#### PROBLEMS TO WORK ON
1. List every quality that the passage on cannabis consumption attributes to the "hit" from a burner/herb vape.
2. According to the passage on cannabis consumption, what does dabbing use?
[EXCERPT PROVIDED — start]
The combustion of the cannabis plant decarboxylates the active cannabinoid compounds which are drawn into the lungs with the burned plant matter. It is very common to smoke cannabis using a shisha or bong. Down to the combustion wastage, the experience is less potent, and the effects are quite heady, come and go relatively quickly. Smoking cannabis is not particularly healthy either.
Vaping: Similar to smoking, vaping a Cannabis product means that you consume the cannabinoids via your lungs. It means that you will feel the effects quicker, and they will be more intense, but the experience will last a fairly short period of time compared to other consumption methods.
There are two methods of vaping: a vape oil (which is a normal flavoured/ unflavored vape oil which has been infused with cannabinoids) or a burner/herb vape. The burner/ herb vapes heat up the plant in a pipe/ instrument which vapourises the essential phytochemicals but does not burn the plant- the ‘hit’ is cleaner, stronger and said to be much healthier than full combustion; you simply get all the good stuff.
We can also lump ‘dabbing’ here too – which is using a cannabis ‘resin’ or ‘crumble’ (a cannabinoid extract). This is often a very potent product and contains a high dosage of cannabinoids.
[EXCERPT PROVIDED — finish]
[DATA LISTING — start]
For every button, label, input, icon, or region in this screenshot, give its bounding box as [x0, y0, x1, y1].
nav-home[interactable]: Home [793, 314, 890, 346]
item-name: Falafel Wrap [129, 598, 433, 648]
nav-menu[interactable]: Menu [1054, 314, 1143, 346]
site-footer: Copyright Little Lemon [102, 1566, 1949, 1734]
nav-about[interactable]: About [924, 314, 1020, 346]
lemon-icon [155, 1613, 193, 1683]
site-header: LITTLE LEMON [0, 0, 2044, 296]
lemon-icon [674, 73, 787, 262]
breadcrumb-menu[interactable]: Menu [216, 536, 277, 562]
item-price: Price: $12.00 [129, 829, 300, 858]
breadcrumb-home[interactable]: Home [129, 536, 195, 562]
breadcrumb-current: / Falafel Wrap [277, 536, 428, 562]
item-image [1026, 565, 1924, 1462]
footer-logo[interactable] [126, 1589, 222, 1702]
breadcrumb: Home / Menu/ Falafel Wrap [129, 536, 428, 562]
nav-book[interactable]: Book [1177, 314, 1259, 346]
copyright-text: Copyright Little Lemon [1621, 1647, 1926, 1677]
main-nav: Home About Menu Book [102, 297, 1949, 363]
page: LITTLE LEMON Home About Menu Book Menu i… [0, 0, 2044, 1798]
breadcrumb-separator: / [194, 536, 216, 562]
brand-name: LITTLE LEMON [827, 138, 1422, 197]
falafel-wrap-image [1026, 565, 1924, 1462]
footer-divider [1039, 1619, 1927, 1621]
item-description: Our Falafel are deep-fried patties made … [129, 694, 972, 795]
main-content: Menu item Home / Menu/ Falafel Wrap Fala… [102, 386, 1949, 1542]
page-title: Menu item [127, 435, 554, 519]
[DATA LISTING — finish]
#### ANSWERS PROVIDED
1. Cleaner, stronger, and much healthier than full combustion

2. A cannabis "resin" or "crumble," which is a cannabinoid extract.